Source data:

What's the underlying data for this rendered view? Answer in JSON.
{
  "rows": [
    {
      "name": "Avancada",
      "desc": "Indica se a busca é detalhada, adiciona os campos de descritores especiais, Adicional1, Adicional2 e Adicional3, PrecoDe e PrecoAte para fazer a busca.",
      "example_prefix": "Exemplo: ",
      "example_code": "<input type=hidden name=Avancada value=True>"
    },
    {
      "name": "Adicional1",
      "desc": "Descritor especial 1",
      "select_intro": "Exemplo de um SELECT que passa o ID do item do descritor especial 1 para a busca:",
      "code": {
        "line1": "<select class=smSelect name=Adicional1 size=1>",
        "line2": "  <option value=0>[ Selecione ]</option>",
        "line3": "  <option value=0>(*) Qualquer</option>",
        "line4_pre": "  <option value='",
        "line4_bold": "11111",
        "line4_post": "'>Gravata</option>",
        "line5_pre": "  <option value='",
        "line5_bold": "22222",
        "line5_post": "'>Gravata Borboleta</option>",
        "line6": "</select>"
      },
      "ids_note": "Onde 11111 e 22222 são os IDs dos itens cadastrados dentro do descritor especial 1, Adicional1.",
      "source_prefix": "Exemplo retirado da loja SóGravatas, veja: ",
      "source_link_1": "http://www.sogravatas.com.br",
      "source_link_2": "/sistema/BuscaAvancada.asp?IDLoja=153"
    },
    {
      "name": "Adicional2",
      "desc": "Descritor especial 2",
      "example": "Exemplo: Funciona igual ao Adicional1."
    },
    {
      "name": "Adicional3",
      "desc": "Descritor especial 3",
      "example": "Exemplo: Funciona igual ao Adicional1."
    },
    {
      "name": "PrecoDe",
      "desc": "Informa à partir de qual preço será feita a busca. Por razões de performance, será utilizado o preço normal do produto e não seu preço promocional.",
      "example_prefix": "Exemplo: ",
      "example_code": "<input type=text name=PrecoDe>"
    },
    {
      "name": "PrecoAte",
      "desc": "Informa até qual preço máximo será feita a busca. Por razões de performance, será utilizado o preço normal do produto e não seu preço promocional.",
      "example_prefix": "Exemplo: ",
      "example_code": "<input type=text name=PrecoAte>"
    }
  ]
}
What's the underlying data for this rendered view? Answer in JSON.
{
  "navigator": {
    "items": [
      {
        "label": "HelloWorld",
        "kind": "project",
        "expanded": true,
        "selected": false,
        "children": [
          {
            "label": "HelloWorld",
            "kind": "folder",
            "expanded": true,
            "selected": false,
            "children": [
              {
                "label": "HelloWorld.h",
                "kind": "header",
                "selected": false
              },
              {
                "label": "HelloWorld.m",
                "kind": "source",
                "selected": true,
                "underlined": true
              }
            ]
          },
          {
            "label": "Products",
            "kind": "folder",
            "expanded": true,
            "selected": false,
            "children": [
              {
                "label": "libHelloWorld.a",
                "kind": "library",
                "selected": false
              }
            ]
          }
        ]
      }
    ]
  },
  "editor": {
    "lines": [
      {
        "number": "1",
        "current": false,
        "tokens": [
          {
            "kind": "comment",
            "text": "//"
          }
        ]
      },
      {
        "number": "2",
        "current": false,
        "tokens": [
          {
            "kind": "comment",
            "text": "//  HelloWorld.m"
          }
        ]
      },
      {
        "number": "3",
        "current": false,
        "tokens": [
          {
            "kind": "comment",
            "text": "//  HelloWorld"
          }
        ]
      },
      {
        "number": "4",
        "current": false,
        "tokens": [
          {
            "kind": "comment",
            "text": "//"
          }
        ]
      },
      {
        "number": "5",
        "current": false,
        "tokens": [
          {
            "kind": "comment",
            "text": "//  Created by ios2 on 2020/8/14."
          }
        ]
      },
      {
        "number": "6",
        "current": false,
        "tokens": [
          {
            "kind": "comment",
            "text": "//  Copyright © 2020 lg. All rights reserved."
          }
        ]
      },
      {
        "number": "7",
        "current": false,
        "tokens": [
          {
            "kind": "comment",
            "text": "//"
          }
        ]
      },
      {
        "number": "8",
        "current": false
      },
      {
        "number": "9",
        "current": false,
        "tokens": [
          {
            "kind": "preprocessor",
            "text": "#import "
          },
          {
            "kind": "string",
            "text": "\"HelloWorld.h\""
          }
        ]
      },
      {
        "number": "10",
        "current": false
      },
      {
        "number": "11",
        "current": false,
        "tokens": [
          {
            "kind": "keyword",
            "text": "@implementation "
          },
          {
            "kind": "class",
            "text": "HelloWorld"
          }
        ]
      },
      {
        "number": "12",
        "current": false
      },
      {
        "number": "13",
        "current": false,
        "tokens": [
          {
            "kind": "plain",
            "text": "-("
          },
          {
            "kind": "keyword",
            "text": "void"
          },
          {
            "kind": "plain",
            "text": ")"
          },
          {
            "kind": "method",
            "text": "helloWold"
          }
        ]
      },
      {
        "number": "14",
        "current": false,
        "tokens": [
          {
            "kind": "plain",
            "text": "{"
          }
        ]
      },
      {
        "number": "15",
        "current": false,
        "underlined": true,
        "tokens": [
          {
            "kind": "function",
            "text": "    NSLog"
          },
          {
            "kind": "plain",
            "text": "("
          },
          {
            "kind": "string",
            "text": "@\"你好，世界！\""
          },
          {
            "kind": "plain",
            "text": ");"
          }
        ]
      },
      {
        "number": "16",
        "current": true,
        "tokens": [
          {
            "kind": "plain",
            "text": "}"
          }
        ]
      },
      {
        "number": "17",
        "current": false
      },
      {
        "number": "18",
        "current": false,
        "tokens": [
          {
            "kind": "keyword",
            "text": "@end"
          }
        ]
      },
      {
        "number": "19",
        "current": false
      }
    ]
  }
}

• PROBLEM STATEMENT:
In the records above, find each line that holds the word "input"; copy all such lines.

• EXERCISE RESPONSE:
      "example_code": "<input type=hidden name=Avancada value=True>"
      "example_code": "<input type=text name=PrecoDe>"
      "example_code": "<input type=text name=PrecoAte>"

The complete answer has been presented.